Your goal »
Copy out every line in the entries below that includes "содержит".

Exercise material »
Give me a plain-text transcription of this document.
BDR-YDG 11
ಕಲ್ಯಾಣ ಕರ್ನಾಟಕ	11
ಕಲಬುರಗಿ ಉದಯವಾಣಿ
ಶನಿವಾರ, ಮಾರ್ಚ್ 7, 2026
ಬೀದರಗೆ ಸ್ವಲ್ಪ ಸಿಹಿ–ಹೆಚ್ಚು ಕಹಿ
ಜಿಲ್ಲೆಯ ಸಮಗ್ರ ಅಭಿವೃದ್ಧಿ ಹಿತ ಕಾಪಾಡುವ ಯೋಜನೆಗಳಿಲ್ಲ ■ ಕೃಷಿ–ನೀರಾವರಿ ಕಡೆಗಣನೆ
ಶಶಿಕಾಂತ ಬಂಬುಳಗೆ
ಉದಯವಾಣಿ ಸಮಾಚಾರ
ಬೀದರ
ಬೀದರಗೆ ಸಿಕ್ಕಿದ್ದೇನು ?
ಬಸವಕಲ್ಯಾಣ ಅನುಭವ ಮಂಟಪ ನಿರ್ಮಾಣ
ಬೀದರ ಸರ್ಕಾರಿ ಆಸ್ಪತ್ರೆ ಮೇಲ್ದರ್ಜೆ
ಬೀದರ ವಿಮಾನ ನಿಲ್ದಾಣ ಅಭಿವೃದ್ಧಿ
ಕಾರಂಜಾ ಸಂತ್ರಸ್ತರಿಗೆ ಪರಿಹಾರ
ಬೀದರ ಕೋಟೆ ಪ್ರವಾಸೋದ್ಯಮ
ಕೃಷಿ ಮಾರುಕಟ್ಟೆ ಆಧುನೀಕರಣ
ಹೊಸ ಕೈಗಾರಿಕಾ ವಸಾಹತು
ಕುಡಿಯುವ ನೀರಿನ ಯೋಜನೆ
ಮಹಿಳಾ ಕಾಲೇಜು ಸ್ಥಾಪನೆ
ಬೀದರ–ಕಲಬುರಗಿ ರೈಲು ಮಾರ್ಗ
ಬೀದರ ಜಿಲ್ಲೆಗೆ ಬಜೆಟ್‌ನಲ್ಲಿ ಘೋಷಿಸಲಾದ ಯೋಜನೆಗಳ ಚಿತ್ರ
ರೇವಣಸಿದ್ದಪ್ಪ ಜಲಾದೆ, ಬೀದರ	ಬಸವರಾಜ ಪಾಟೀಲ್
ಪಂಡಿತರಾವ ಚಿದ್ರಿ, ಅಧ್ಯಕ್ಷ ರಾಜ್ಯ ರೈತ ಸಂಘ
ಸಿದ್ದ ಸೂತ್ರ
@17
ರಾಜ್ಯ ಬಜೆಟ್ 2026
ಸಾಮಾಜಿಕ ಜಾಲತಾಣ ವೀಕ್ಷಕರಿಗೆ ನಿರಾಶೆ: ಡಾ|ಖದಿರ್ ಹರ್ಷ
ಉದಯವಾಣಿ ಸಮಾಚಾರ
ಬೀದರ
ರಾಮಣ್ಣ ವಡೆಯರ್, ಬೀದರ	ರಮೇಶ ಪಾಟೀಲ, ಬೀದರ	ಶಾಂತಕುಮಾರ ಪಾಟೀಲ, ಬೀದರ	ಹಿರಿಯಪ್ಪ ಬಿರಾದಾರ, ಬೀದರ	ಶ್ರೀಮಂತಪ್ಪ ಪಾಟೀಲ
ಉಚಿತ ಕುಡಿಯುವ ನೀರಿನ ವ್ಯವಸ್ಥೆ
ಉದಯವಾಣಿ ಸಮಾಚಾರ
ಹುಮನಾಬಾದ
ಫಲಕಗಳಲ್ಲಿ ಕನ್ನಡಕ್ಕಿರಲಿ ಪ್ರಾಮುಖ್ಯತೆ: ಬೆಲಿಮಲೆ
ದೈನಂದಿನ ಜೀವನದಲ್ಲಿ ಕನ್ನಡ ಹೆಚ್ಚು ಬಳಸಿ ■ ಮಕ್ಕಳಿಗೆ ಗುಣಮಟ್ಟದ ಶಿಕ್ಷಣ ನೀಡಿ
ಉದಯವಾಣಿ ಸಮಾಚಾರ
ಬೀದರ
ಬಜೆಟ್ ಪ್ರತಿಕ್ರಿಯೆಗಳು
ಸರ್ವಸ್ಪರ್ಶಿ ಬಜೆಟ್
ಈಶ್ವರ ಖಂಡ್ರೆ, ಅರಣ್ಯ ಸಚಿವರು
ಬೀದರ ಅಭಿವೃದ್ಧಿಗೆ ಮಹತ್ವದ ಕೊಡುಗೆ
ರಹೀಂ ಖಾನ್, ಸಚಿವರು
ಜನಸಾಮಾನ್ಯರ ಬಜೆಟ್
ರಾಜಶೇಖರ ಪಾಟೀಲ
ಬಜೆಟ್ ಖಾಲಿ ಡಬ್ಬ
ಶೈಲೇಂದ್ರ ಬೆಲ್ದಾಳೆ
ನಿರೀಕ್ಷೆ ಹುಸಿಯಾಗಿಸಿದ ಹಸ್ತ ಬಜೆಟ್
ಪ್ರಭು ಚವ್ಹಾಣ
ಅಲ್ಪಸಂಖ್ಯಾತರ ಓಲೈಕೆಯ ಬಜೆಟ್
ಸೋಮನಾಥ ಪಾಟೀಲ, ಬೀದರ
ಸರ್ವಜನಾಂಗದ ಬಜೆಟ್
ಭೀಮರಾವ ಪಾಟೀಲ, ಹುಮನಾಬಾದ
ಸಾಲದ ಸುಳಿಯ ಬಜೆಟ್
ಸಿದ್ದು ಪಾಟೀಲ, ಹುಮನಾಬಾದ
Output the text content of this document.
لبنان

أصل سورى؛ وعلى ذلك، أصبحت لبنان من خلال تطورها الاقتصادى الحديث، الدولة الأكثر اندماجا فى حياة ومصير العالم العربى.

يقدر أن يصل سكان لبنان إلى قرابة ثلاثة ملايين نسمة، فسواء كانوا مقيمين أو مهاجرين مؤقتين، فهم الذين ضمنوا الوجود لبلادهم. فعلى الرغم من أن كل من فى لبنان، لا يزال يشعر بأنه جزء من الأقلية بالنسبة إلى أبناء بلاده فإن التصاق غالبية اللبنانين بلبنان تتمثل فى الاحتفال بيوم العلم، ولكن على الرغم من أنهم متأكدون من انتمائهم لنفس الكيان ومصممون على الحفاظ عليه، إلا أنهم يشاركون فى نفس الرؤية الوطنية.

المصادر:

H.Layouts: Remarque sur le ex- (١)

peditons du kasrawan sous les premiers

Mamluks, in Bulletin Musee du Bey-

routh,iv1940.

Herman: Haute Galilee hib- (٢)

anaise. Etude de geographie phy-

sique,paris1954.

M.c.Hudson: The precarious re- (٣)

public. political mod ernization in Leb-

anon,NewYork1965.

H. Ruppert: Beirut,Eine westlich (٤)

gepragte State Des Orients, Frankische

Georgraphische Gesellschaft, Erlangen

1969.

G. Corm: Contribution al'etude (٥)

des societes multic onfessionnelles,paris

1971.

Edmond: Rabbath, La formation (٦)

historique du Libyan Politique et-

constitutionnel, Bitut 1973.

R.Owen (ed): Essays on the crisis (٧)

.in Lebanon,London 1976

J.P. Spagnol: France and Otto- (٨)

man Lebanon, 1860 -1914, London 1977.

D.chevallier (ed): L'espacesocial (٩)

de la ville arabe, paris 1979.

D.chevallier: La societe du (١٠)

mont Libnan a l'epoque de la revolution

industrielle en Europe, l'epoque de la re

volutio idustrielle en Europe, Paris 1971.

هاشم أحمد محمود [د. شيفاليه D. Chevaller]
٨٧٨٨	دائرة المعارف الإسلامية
* * *
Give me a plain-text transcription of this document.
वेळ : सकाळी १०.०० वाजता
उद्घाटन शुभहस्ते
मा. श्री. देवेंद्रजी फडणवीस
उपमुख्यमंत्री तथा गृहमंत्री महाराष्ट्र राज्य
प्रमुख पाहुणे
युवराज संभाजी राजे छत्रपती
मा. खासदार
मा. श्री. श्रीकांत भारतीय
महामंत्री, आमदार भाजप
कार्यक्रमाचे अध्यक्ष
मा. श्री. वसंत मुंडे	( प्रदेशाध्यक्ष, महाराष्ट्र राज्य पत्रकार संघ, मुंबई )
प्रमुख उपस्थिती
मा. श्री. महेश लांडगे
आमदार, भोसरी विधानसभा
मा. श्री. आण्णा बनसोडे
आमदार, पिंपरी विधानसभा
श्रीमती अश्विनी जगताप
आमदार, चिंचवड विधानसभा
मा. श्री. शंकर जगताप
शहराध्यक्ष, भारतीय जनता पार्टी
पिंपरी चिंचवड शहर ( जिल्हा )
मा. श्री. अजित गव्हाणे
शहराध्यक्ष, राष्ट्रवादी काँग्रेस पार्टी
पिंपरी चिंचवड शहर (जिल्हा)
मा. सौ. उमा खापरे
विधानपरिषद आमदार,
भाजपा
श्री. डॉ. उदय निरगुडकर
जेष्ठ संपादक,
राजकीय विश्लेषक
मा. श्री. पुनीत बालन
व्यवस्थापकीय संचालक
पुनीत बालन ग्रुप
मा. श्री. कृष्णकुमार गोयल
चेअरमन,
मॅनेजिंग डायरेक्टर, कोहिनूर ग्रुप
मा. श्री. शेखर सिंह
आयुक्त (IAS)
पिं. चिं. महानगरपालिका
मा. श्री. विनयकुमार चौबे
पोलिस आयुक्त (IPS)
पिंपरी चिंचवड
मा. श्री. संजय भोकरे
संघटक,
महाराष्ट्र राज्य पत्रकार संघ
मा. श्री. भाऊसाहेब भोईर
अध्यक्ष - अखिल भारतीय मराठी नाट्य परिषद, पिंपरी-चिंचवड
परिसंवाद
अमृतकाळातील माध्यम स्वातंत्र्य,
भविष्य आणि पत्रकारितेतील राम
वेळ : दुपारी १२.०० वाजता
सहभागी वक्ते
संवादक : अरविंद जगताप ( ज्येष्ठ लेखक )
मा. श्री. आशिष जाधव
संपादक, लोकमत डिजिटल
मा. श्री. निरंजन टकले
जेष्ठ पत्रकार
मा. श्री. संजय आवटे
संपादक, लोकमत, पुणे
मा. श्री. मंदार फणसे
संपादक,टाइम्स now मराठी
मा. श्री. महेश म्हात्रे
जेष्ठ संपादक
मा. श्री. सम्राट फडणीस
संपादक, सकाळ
---
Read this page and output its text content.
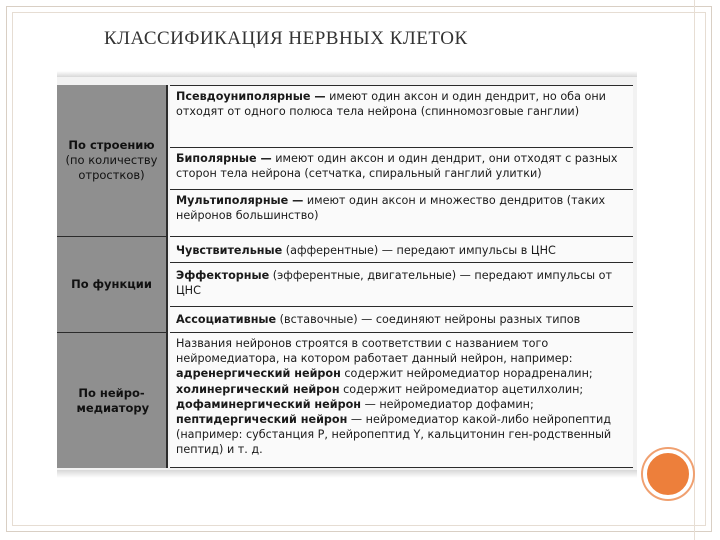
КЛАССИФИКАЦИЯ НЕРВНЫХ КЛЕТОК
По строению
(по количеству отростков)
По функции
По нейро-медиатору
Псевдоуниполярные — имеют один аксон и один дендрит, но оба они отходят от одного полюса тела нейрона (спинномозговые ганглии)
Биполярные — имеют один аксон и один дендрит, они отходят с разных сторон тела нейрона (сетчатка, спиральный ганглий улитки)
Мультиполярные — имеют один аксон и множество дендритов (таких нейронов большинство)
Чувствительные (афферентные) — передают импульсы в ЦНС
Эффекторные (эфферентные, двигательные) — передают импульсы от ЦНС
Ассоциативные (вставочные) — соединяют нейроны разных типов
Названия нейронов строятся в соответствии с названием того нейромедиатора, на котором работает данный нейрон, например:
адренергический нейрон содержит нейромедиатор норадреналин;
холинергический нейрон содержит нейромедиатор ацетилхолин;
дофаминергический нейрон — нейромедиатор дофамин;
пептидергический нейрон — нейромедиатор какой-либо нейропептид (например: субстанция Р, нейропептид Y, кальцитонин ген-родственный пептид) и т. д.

Answer in full »
адренергический нейрон содержит нейромедиатор норадреналин;
холинергический нейрон содержит нейромедиатор ацетилхолин;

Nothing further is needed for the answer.